• [GIVEN EXERCISE]: Keep only those lines of the records that include the string "etiā".

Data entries
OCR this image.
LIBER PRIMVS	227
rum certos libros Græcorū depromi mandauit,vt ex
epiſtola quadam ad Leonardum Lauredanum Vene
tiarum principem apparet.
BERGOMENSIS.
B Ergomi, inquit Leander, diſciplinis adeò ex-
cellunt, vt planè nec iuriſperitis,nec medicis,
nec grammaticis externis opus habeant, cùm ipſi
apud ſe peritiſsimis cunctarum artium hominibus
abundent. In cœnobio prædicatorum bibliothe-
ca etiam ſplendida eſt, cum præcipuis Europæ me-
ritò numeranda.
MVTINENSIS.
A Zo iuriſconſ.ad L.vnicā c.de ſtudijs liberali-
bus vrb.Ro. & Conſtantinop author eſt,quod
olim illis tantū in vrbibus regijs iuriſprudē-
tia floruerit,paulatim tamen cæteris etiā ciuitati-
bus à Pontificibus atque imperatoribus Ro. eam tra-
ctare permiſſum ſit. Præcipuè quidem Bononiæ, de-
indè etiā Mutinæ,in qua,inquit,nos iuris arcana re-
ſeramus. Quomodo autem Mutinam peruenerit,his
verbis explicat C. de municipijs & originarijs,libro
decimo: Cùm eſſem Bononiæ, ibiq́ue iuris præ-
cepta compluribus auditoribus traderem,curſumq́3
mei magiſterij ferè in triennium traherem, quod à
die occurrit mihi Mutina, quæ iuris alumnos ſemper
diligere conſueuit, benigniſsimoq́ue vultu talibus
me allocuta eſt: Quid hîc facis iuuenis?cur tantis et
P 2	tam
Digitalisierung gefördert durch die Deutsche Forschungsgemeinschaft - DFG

• [ANSWER TO THE EXERCISE]:
tia floruerit,paulatim tamen cæteris etiā ciuitati-
indè etiā Mutinæ,in qua,inquit,nos iuris arcana re-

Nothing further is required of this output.